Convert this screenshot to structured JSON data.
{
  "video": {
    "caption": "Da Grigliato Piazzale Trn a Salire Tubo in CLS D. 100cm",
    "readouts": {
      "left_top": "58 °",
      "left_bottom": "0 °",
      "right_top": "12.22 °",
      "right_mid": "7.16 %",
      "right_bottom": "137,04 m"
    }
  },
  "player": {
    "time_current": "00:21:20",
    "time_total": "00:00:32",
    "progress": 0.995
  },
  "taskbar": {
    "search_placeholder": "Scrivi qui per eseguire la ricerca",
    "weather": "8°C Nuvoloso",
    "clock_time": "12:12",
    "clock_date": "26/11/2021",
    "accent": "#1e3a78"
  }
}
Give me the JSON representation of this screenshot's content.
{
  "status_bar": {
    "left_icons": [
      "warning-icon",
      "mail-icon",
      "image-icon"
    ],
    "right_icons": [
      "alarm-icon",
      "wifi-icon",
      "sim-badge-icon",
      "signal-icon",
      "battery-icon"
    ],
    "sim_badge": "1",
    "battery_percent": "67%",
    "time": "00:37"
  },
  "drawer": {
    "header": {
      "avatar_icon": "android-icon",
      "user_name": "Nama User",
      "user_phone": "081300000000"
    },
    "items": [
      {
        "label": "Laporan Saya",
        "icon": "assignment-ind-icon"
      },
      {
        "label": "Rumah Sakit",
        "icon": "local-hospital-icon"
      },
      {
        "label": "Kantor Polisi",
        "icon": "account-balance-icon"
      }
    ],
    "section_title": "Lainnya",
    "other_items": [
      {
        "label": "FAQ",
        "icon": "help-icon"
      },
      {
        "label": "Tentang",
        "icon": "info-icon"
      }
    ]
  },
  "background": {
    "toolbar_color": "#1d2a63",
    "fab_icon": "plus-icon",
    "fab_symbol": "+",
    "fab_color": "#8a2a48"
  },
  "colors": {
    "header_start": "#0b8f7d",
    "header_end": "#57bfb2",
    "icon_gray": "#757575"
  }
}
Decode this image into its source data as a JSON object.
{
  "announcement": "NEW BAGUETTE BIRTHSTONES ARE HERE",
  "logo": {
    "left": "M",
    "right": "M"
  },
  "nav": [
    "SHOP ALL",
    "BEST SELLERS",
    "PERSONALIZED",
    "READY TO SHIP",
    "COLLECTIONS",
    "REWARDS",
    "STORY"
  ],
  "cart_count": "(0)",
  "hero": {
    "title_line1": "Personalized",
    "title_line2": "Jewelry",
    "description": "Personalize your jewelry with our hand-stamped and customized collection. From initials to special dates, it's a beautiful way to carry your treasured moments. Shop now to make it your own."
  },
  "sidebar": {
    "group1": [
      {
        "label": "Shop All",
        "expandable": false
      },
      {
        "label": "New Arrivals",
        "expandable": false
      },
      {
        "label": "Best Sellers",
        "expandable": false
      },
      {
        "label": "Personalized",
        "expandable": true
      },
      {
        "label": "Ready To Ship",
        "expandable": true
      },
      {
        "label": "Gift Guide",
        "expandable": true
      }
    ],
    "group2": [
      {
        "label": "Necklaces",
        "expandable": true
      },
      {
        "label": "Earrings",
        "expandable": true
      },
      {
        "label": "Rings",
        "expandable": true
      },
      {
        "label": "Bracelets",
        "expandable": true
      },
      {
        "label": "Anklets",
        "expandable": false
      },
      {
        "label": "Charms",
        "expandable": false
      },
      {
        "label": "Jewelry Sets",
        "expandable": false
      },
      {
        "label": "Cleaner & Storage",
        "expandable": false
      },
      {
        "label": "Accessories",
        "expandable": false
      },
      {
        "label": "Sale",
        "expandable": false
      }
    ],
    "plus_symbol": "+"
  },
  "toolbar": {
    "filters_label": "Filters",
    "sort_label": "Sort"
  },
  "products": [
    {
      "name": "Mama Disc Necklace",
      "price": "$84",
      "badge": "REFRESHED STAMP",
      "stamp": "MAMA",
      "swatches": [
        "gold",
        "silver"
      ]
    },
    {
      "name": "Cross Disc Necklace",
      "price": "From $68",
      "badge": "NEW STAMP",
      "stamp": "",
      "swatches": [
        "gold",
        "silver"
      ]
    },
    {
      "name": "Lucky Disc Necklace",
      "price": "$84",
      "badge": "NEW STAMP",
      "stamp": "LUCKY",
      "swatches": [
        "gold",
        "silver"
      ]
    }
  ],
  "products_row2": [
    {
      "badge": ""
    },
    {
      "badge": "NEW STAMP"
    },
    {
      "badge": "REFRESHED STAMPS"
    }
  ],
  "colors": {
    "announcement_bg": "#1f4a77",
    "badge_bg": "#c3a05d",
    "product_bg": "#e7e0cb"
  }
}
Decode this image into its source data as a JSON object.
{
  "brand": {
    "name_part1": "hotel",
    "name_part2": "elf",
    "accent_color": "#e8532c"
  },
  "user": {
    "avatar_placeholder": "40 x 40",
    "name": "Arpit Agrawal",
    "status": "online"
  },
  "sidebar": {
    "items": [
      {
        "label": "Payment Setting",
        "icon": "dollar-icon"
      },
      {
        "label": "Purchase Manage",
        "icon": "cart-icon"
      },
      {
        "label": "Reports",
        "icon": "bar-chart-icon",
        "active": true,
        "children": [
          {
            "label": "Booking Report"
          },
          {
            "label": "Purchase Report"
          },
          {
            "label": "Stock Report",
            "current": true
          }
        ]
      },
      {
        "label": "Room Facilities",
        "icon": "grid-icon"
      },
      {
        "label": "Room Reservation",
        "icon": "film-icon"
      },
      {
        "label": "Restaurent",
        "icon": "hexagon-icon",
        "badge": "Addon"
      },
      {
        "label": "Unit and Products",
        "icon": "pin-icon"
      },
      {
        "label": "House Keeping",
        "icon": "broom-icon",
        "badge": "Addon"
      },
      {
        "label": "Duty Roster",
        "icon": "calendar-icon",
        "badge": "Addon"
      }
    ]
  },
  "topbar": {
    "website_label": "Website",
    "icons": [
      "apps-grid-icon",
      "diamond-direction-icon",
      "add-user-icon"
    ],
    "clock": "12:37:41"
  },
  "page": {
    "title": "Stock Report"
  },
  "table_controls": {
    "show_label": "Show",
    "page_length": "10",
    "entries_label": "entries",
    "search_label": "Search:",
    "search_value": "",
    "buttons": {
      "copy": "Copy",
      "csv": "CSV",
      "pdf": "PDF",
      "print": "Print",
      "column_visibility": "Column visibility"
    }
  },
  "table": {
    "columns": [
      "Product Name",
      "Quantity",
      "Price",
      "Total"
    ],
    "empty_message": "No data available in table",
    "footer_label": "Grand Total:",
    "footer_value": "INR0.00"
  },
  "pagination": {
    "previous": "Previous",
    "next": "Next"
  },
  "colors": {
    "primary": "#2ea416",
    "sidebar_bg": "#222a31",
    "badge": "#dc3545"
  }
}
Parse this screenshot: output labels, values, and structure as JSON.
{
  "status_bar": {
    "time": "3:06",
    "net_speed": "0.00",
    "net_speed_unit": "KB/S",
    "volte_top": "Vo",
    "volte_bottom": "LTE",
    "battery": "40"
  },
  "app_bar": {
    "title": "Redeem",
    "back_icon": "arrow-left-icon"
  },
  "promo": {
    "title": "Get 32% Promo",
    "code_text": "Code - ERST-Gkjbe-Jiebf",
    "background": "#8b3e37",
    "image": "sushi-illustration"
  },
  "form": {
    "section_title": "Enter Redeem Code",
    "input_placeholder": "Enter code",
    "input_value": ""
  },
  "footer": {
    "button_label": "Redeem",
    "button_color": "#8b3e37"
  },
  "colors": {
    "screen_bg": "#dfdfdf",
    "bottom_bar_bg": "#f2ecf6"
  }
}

+ + + +

> [Directions]: Reproduce each entry word for word.

> [Output below]:
Convert this screenshot to structured JSON data.
{
  "video": {
    "caption": "Da Grigliato Piazzale Trn a Salire Tubo in CLS D. 100cm",
    "readouts": {
      "left_top": "58 °",
      "left_bottom": "0 °",
      "right_top": "12.22 °",
      "right_mid": "7.16 %",
      "right_bottom": "137,04 m"
    }
  },
  "player": {
    "time_current": "00:21:20",
    "time_total": "00:00:32",
    "progress": 0.995
  },
  "taskbar": {
    "search_placeholder": "Scrivi qui per eseguire la ricerca",
    "weather": "8°C Nuvoloso",
    "clock_time": "12:12",
    "clock_date": "26/11/2021",
    "accent": "#1e3a78"
  }
}
Give me the JSON representation of this screenshot's content.
{
  "status_bar": {
    "left_icons": [
      "warning-icon",
      "mail-icon",
      "image-icon"
    ],
    "right_icons": [
      "alarm-icon",
      "wifi-icon",
      "sim-badge-icon",
      "signal-icon",
      "battery-icon"
    ],
    "sim_badge": "1",
    "battery_percent": "67%",
    "time": "00:37"
  },
  "drawer": {
    "header": {
      "avatar_icon": "android-icon",
      "user_name": "Nama User",
      "user_phone": "081300000000"
    },
    "items": [
      {
        "label": "Laporan Saya",
        "icon": "assignment-ind-icon"
      },
      {
        "label": "Rumah Sakit",
        "icon": "local-hospital-icon"
      },
      {
        "label": "Kantor Polisi",
        "icon": "account-balance-icon"
      }
    ],
    "section_title": "Lainnya",
    "other_items": [
      {
        "label": "FAQ",
        "icon": "help-icon"
      },
      {
        "label": "Tentang",
        "icon": "info-icon"
      }
    ]
  },
  "background": {
    "toolbar_color": "#1d2a63",
    "fab_icon": "plus-icon",
    "fab_symbol": "+",
    "fab_color": "#8a2a48"
  },
  "colors": {
    "header_start": "#0b8f7d",
    "header_end": "#57bfb2",
    "icon_gray": "#757575"
  }
}
Decode this image into its source data as a JSON object.
{
  "announcement": "NEW BAGUETTE BIRTHSTONES ARE HERE",
  "logo": {
    "left": "M",
    "right": "M"
  },
  "nav": [
    "SHOP ALL",
    "BEST SELLERS",
    "PERSONALIZED",
    "READY TO SHIP",
    "COLLECTIONS",
    "REWARDS",
    "STORY"
  ],
  "cart_count": "(0)",
  "hero": {
    "title_line1": "Personalized",
    "title_line2": "Jewelry",
    "description": "Personalize your jewelry with our hand-stamped and customized collection. From initials to special dates, it's a beautiful way to carry your treasured moments. Shop now to make it your own."
  },
  "sidebar": {
    "group1": [
      {
        "label": "Shop All",
        "expandable": false
      },
      {
        "label": "New Arrivals",
        "expandable": false
      },
      {
        "label": "Best Sellers",
        "expandable": false
      },
      {
        "label": "Personalized",
        "expandable": true
      },
      {
        "label": "Ready To Ship",
        "expandable": true
      },
      {
        "label": "Gift Guide",
        "expandable": true
      }
    ],
    "group2": [
      {
        "label": "Necklaces",
        "expandable": true
      },
      {
        "label": "Earrings",
        "expandable": true
      },
      {
        "label": "Rings",
        "expandable": true
      },
      {
        "label": "Bracelets",
        "expandable": true
      },
      {
        "label": "Anklets",
        "expandable": false
      },
      {
        "label": "Charms",
        "expandable": false
      },
      {
        "label": "Jewelry Sets",
        "expandable": false
      },
      {
        "label": "Cleaner & Storage",
        "expandable": false
      },
      {
        "label": "Accessories",
        "expandable": false
      },
      {
        "label": "Sale",
        "expandable": false
      }
    ],
    "plus_symbol": "+"
  },
  "toolbar": {
    "filters_label": "Filters",
    "sort_label": "Sort"
  },
  "products": [
    {
      "name": "Mama Disc Necklace",
      "price": "$84",
      "badge": "REFRESHED STAMP",
      "stamp": "MAMA",
      "swatches": [
        "gold",
        "silver"
      ]
    },
    {
      "name": "Cross Disc Necklace",
      "price": "From $68",
      "badge": "NEW STAMP",
      "stamp": "",
      "swatches": [
        "gold",
        "silver"
      ]
    },
    {
      "name": "Lucky Disc Necklace",
      "price": "$84",
      "badge": "NEW STAMP",
      "stamp": "LUCKY",
      "swatches": [
        "gold",
        "silver"
      ]
    }
  ],
  "products_row2": [
    {
      "badge": ""
    },
    {
      "badge": "NEW STAMP"
    },
    {
      "badge": "REFRESHED STAMPS"
    }
  ],
  "colors": {
    "announcement_bg": "#1f4a77",
    "badge_bg": "#c3a05d",
    "product_bg": "#e7e0cb"
  }
}
Decode this image into its source data as a JSON object.
{
  "brand": {
    "name_part1": "hotel",
    "name_part2": "elf",
    "accent_color": "#e8532c"
  },
  "user": {
    "avatar_placeholder": "40 x 40",
    "name": "Arpit Agrawal",
    "status": "online"
  },
  "sidebar": {
    "items": [
      {
        "label": "Payment Setting",
        "icon": "dollar-icon"
      },
      {
        "label": "Purchase Manage",
        "icon": "cart-icon"
      },
      {
        "label": "Reports",
        "icon": "bar-chart-icon",
        "active": true,
        "children": [
          {
            "label": "Booking Report"
          },
          {
            "label": "Purchase Report"
          },
          {
            "label": "Stock Report",
            "current": true
          }
        ]
      },
      {
        "label": "Room Facilities",
        "icon": "grid-icon"
      },
      {
        "label": "Room Reservation",
        "icon": "film-icon"
      },
      {
        "label": "Restaurent",
        "icon": "hexagon-icon",
        "badge": "Addon"
      },
      {
        "label": "Unit and Products",
        "icon": "pin-icon"
      },
      {
        "label": "House Keeping",
        "icon": "broom-icon",
        "badge": "Addon"
      },
      {
        "label": "Duty Roster",
        "icon": "calendar-icon",
        "badge": "Addon"
      }
    ]
  },
  "topbar": {
    "website_label": "Website",
    "icons": [
      "apps-grid-icon",
      "diamond-direction-icon",
      "add-user-icon"
    ],
    "clock": "12:37:41"
  },
  "page": {
    "title": "Stock Report"
  },
  "table_controls": {
    "show_label": "Show",
    "page_length": "10",
    "entries_label": "entries",
    "search_label": "Search:",
    "search_value": "",
    "buttons": {
      "copy": "Copy",
      "csv": "CSV",
      "pdf": "PDF",
      "print": "Print",
      "column_visibility": "Column visibility"
    }
  },
  "table": {
    "columns": [
      "Product Name",
      "Quantity",
      "Price",
      "Total"
    ],
    "empty_message": "No data available in table",
    "footer_label": "Grand Total:",
    "footer_value": "INR0.00"
  },
  "pagination": {
    "previous": "Previous",
    "next": "Next"
  },
  "colors": {
    "primary": "#2ea416",
    "sidebar_bg": "#222a31",
    "badge": "#dc3545"
  }
}
Parse this screenshot: output labels, values, and structure as JSON.
{
  "status_bar": {
    "time": "3:06",
    "net_speed": "0.00",
    "net_speed_unit": "KB/S",
    "volte_top": "Vo",
    "volte_bottom": "LTE",
    "battery": "40"
  },
  "app_bar": {
    "title": "Redeem",
    "back_icon": "arrow-left-icon"
  },
  "promo": {
    "title": "Get 32% Promo",
    "code_text": "Code - ERST-Gkjbe-Jiebf",
    "background": "#8b3e37",
    "image": "sushi-illustration"
  },
  "form": {
    "section_title": "Enter Redeem Code",
    "input_placeholder": "Enter code",
    "input_value": ""
  },
  "footer": {
    "button_label": "Redeem",
    "button_color": "#8b3e37"
  },
  "colors": {
    "screen_bg": "#dfdfdf",
    "bottom_bar_bg": "#f2ecf6"
  }
}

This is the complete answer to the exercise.